Entries shown:
###

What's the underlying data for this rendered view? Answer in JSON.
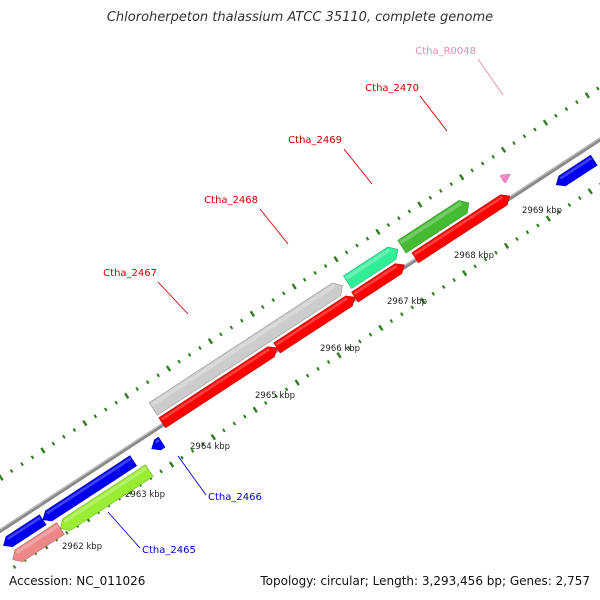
{
  "header": {
    "title": "Chloroherpeton thalassium ATCC 35110, complete genome"
  },
  "footer": {
    "accession": "Accession: NC_011026",
    "summary": "Topology: circular; Length: 3,293,456 bp; Genes: 2,757"
  },
  "colors": {
    "backbone": "#8a8a8a",
    "tick": "#2e7d1e",
    "forward_label": "#cc0000",
    "reverse_label": "#0000cc",
    "rna_label": "#e88ab0"
  },
  "scale": {
    "ticks": [
      {
        "label": "2962 kbp"
      },
      {
        "label": "2963 kbp"
      },
      {
        "label": "2964 kbp"
      },
      {
        "label": "2965 kbp"
      },
      {
        "label": "2966 kbp"
      },
      {
        "label": "2967 kbp"
      },
      {
        "label": "2968 kbp"
      },
      {
        "label": "2969 kbp"
      }
    ]
  },
  "genes": [
    {
      "name": "Ctha_2465",
      "type": "reverse",
      "color": "#0000cc"
    },
    {
      "name": "Ctha_2466",
      "type": "reverse",
      "color": "#0000cc"
    },
    {
      "name": "Ctha_2467",
      "type": "forward",
      "color": "#cc0000"
    },
    {
      "name": "Ctha_2468",
      "type": "forward",
      "color": "#cc0000"
    },
    {
      "name": "Ctha_2469",
      "type": "forward",
      "color": "#cc0000"
    },
    {
      "name": "Ctha_2470",
      "type": "forward",
      "color": "#cc0000"
    },
    {
      "name": "Ctha_R0048",
      "type": "rna",
      "color": "#e88ab0"
    }
  ]
}
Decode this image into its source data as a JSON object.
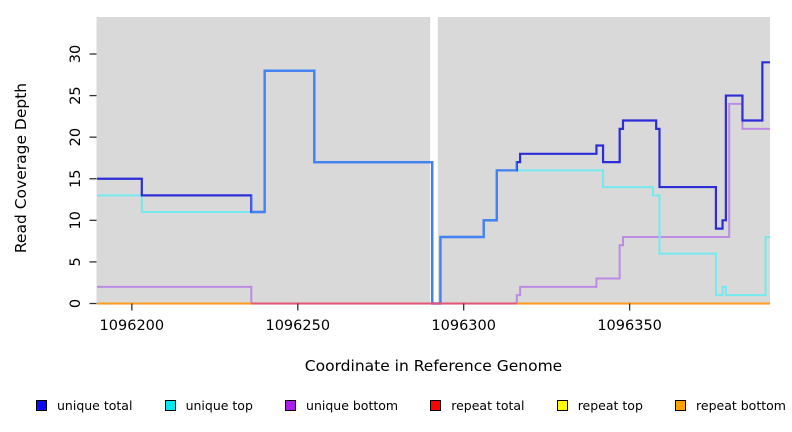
{
  "chart_data": {
    "type": "line",
    "step": true,
    "xlabel": "Coordinate in Reference Genome",
    "ylabel": "Read Coverage Depth",
    "xlim": [
      1096189.5,
      1096392.3
    ],
    "ylim": [
      0,
      30
    ],
    "x_ticks": [
      1096200,
      1096250,
      1096300,
      1096350
    ],
    "y_ticks": [
      0,
      5,
      10,
      15,
      20,
      25,
      30
    ],
    "panel_bg": "#d9d9d9",
    "grid": false,
    "legend_position": "bottom",
    "gap_region": {
      "x_start": 1096289.9,
      "x_end": 1096292.2,
      "color": "#ffffff"
    },
    "series": [
      {
        "name": "unique total",
        "legend_color": "#0b0bff",
        "line_color": "#2d2dd8",
        "color_when_equal_top": "#4083f2",
        "points": [
          [
            1096190,
            15
          ],
          [
            1096203,
            13
          ],
          [
            1096236,
            11
          ],
          [
            1096240,
            28
          ],
          [
            1096255,
            17
          ],
          [
            1096290.5,
            0
          ],
          [
            1096293,
            8
          ],
          [
            1096306,
            10
          ],
          [
            1096310,
            16
          ],
          [
            1096316,
            17
          ],
          [
            1096317,
            18
          ],
          [
            1096340,
            19
          ],
          [
            1096342,
            17
          ],
          [
            1096347,
            21
          ],
          [
            1096348,
            22
          ],
          [
            1096358,
            21
          ],
          [
            1096359,
            14
          ],
          [
            1096376,
            9
          ],
          [
            1096378,
            10
          ],
          [
            1096379,
            25
          ],
          [
            1096384,
            22
          ],
          [
            1096390,
            29
          ]
        ]
      },
      {
        "name": "unique top",
        "legend_color": "#00e8f0",
        "line_color": "#74e9ef",
        "points": [
          [
            1096190,
            13
          ],
          [
            1096203,
            11
          ],
          [
            1096240,
            28
          ],
          [
            1096255,
            17
          ],
          [
            1096290.5,
            0
          ],
          [
            1096293,
            8
          ],
          [
            1096306,
            10
          ],
          [
            1096310,
            16
          ],
          [
            1096342,
            14
          ],
          [
            1096357,
            13
          ],
          [
            1096359,
            6
          ],
          [
            1096376,
            1
          ],
          [
            1096378,
            2
          ],
          [
            1096379,
            1
          ],
          [
            1096391,
            8
          ]
        ]
      },
      {
        "name": "unique bottom",
        "legend_color": "#a81ee8",
        "line_color": "#bb8ce2",
        "points": [
          [
            1096190,
            2
          ],
          [
            1096236,
            0
          ],
          [
            1096316,
            1
          ],
          [
            1096317,
            2
          ],
          [
            1096340,
            3
          ],
          [
            1096347,
            7
          ],
          [
            1096348,
            8
          ],
          [
            1096380,
            24
          ],
          [
            1096384,
            21
          ]
        ]
      },
      {
        "name": "repeat total",
        "legend_color": "#ff0000",
        "line_color": "#e25677",
        "points": [
          [
            1096190,
            0
          ]
        ]
      },
      {
        "name": "repeat top",
        "legend_color": "#ffff00",
        "line_color": "#f5f04a",
        "points": [
          [
            1096190,
            0
          ]
        ]
      },
      {
        "name": "repeat bottom",
        "legend_color": "#ffa200",
        "line_color": "#ff9d1e",
        "points": [
          [
            1096190,
            0
          ]
        ]
      }
    ]
  }
}
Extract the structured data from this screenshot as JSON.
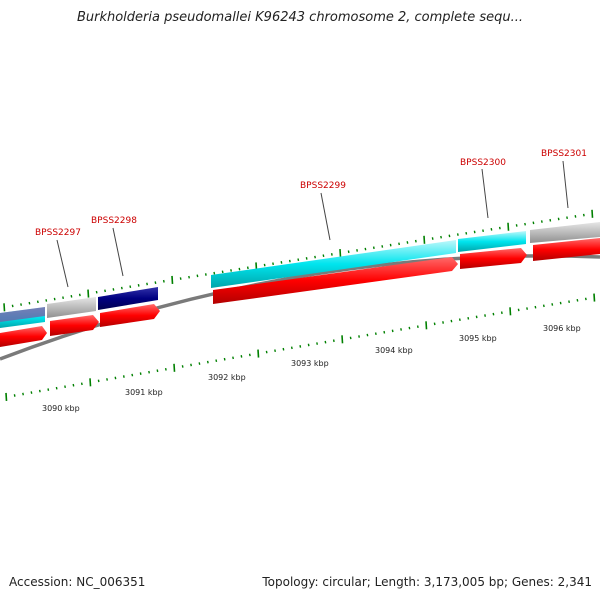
{
  "title": "Burkholderia pseudomallei K96243 chromosome 2, complete sequ...",
  "footer": {
    "accession": "Accession: NC_006351",
    "summary": "Topology: circular; Length: 3,173,005 bp; Genes: 2,341"
  },
  "scale_labels": [
    "3090 kbp",
    "3091 kbp",
    "3092 kbp",
    "3093 kbp",
    "3094 kbp",
    "3095 kbp",
    "3096 kbp"
  ],
  "gene_labels": [
    "BPSS2297",
    "BPSS2298",
    "BPSS2299",
    "BPSS2300",
    "BPSS2301"
  ],
  "colors": {
    "cds": "#ff0000",
    "feature_cyan": "#00e5ee",
    "feature_gray": "#bbbbbb",
    "feature_navy": "#000080",
    "tick": "#008000",
    "label": "#cc0000",
    "backbone": "#808080"
  }
}
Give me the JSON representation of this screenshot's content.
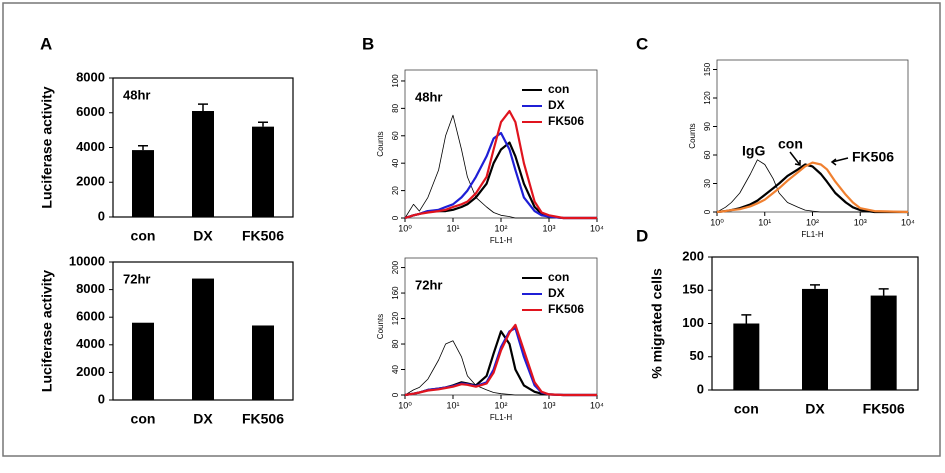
{
  "panel_labels": [
    "A",
    "B",
    "C",
    "D"
  ],
  "chart_data": [
    {
      "type": "bar",
      "annotation": "48hr",
      "ylabel": "Luciferase activity",
      "categories": [
        "con",
        "DX",
        "FK506"
      ],
      "values": [
        3850,
        6100,
        5200
      ],
      "errors": [
        250,
        400,
        250
      ],
      "color": "#000000",
      "ylim": [
        0,
        8000
      ],
      "yticks": [
        0,
        2000,
        4000,
        6000,
        8000
      ]
    },
    {
      "type": "bar",
      "annotation": "72hr",
      "ylabel": "Luciferase activity",
      "categories": [
        "con",
        "DX",
        "FK506"
      ],
      "values": [
        5600,
        8800,
        5400
      ],
      "color": "#000000",
      "ylim": [
        0,
        10000
      ],
      "yticks": [
        0,
        2000,
        4000,
        6000,
        8000,
        10000
      ]
    },
    {
      "type": "line",
      "annotation": "48hr",
      "xlabel": "FL1-H",
      "ylabel": "Counts",
      "xscale": "log",
      "legend": "upper right",
      "x": [
        1,
        1.5,
        2,
        3,
        5,
        7,
        10,
        15,
        20,
        30,
        50,
        70,
        100,
        150,
        200,
        300,
        500,
        700,
        1000,
        2000,
        10000
      ],
      "series": [
        {
          "color": "#000000",
          "values": [
            0,
            10,
            5,
            15,
            35,
            60,
            75,
            50,
            30,
            15,
            8,
            4,
            2,
            1,
            0,
            0,
            0,
            0,
            0,
            0,
            0
          ]
        },
        {
          "name": "con",
          "color": "#000000",
          "values": [
            0,
            2,
            3,
            5,
            5,
            5,
            6,
            8,
            10,
            15,
            25,
            40,
            50,
            55,
            45,
            25,
            8,
            3,
            1,
            0,
            0
          ]
        },
        {
          "name": "DX",
          "color": "#1f1fd6",
          "values": [
            0,
            2,
            3,
            5,
            6,
            8,
            10,
            15,
            20,
            30,
            45,
            58,
            62,
            50,
            35,
            15,
            5,
            2,
            1,
            0,
            0
          ]
        },
        {
          "name": "FK506",
          "color": "#e0141e",
          "values": [
            0,
            2,
            3,
            4,
            5,
            6,
            8,
            10,
            12,
            18,
            30,
            50,
            70,
            78,
            70,
            40,
            12,
            4,
            2,
            0,
            0
          ]
        }
      ],
      "xlim": [
        1,
        10000
      ],
      "xticks": [
        {
          "value": 1,
          "label": "10⁰"
        },
        {
          "value": 10,
          "label": "10¹"
        },
        {
          "value": 100,
          "label": "10²"
        },
        {
          "value": 1000,
          "label": "10³"
        },
        {
          "value": 10000,
          "label": "10⁴"
        }
      ],
      "ylim": [
        0,
        108
      ],
      "yticks": [
        0,
        20,
        40,
        60,
        80,
        100
      ]
    },
    {
      "type": "line",
      "annotation": "72hr",
      "xlabel": "FL1-H",
      "ylabel": "Counts",
      "xscale": "log",
      "legend": "upper right",
      "x": [
        1,
        1.5,
        2,
        3,
        5,
        7,
        10,
        15,
        20,
        30,
        50,
        70,
        100,
        150,
        200,
        300,
        500,
        700,
        1000,
        2000,
        10000
      ],
      "series": [
        {
          "color": "#000000",
          "values": [
            0,
            8,
            12,
            25,
            55,
            80,
            85,
            60,
            30,
            15,
            8,
            4,
            2,
            1,
            0,
            0,
            0,
            0,
            0,
            0,
            0
          ]
        },
        {
          "name": "con",
          "color": "#000000",
          "values": [
            0,
            2,
            4,
            8,
            10,
            12,
            15,
            20,
            18,
            15,
            30,
            65,
            100,
            80,
            40,
            15,
            5,
            2,
            1,
            0,
            0
          ]
        },
        {
          "name": "DX",
          "color": "#1f1fd6",
          "values": [
            0,
            2,
            4,
            8,
            10,
            12,
            14,
            18,
            17,
            14,
            20,
            40,
            75,
            100,
            105,
            60,
            15,
            4,
            1,
            0,
            0
          ]
        },
        {
          "name": "FK506",
          "color": "#e0141e",
          "values": [
            0,
            2,
            4,
            7,
            9,
            11,
            13,
            17,
            16,
            13,
            18,
            35,
            70,
            98,
            110,
            70,
            20,
            5,
            1,
            0,
            0
          ]
        }
      ],
      "xlim": [
        1,
        10000
      ],
      "xticks": [
        {
          "value": 1,
          "label": "10⁰"
        },
        {
          "value": 10,
          "label": "10¹"
        },
        {
          "value": 100,
          "label": "10²"
        },
        {
          "value": 1000,
          "label": "10³"
        },
        {
          "value": 10000,
          "label": "10⁴"
        }
      ],
      "ylim": [
        0,
        215
      ],
      "yticks": [
        0,
        40,
        80,
        120,
        160,
        200
      ]
    },
    {
      "type": "line",
      "xlabel": "FL1-H",
      "ylabel": "Counts",
      "xscale": "log",
      "x": [
        1,
        1.5,
        2,
        3,
        5,
        7,
        10,
        15,
        20,
        30,
        50,
        70,
        100,
        150,
        200,
        300,
        500,
        700,
        1000,
        2000,
        10000
      ],
      "series": [
        {
          "name": "IgG",
          "color": "#000000",
          "values": [
            0,
            5,
            10,
            20,
            40,
            55,
            50,
            35,
            20,
            10,
            5,
            2,
            1,
            0,
            0,
            0,
            0,
            0,
            0,
            0,
            0
          ]
        },
        {
          "name": "con",
          "color": "#000000",
          "values": [
            0,
            1,
            2,
            4,
            8,
            12,
            18,
            25,
            30,
            38,
            45,
            50,
            48,
            40,
            32,
            20,
            10,
            5,
            2,
            0,
            0
          ]
        },
        {
          "name": "FK506",
          "color": "#f08030",
          "values": [
            0,
            1,
            2,
            3,
            6,
            9,
            13,
            20,
            25,
            33,
            42,
            48,
            52,
            50,
            45,
            32,
            18,
            10,
            4,
            1,
            0
          ]
        }
      ],
      "xlim": [
        1,
        10000
      ],
      "xticks": [
        {
          "value": 1,
          "label": "10⁰"
        },
        {
          "value": 10,
          "label": "10¹"
        },
        {
          "value": 100,
          "label": "10²"
        },
        {
          "value": 1000,
          "label": "10³"
        },
        {
          "value": 10000,
          "label": "10⁴"
        }
      ],
      "ylim": [
        0,
        160
      ],
      "yticks": [
        0,
        30,
        60,
        90,
        120,
        150
      ]
    },
    {
      "type": "bar",
      "ylabel": "% migrated cells",
      "categories": [
        "con",
        "DX",
        "FK506"
      ],
      "values": [
        100,
        152,
        142
      ],
      "errors": [
        13,
        6,
        10
      ],
      "color": "#000000",
      "ylim": [
        0,
        200
      ],
      "yticks": [
        0,
        50,
        100,
        150,
        200
      ]
    }
  ]
}
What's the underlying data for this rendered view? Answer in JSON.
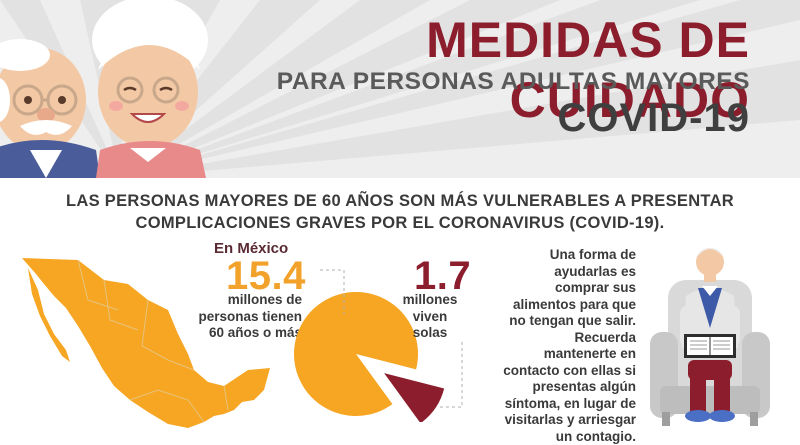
{
  "header": {
    "title": "MEDIDAS DE CUIDADO",
    "subtitle": "PARA PERSONAS ADULTAS MAYORES",
    "covid": "COVID-19"
  },
  "headline": {
    "line1": "LAS PERSONAS MAYORES DE 60 AÑOS SON MÁS VULNERABLES A PRESENTAR",
    "line2": "COMPLICACIONES GRAVES POR EL CORONAVIRUS (COVID-19)."
  },
  "stats": {
    "region": "En México",
    "total_value": "15.4",
    "total_line1": "millones de",
    "total_line2": "personas tienen",
    "total_line3": "60 años o más",
    "alone_value": "1.7",
    "alone_line1": "millones",
    "alone_line2": "viven",
    "alone_line3": "solas",
    "alone_fraction": 0.11
  },
  "advice": {
    "lines": [
      "Una forma de",
      "ayudarlas es",
      "comprar sus",
      "alimentos para que",
      "no tengan que salir.",
      "Recuerda",
      "mantenerte en",
      "contacto con ellas si",
      "presentas algún",
      "síntoma, en lugar de",
      "visitarlas y arriesgar",
      "un contagio."
    ]
  },
  "colors": {
    "brand_maroon": "#8b1d2c",
    "accent_orange": "#f2a12a",
    "text_dark": "#3a3a3a"
  },
  "icons": {
    "map": "mexico-map",
    "chart": "pie-chart",
    "illustration": "elderly-man-reading"
  }
}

###

Report only the number of lines above that contain "COVID".

Output below: 2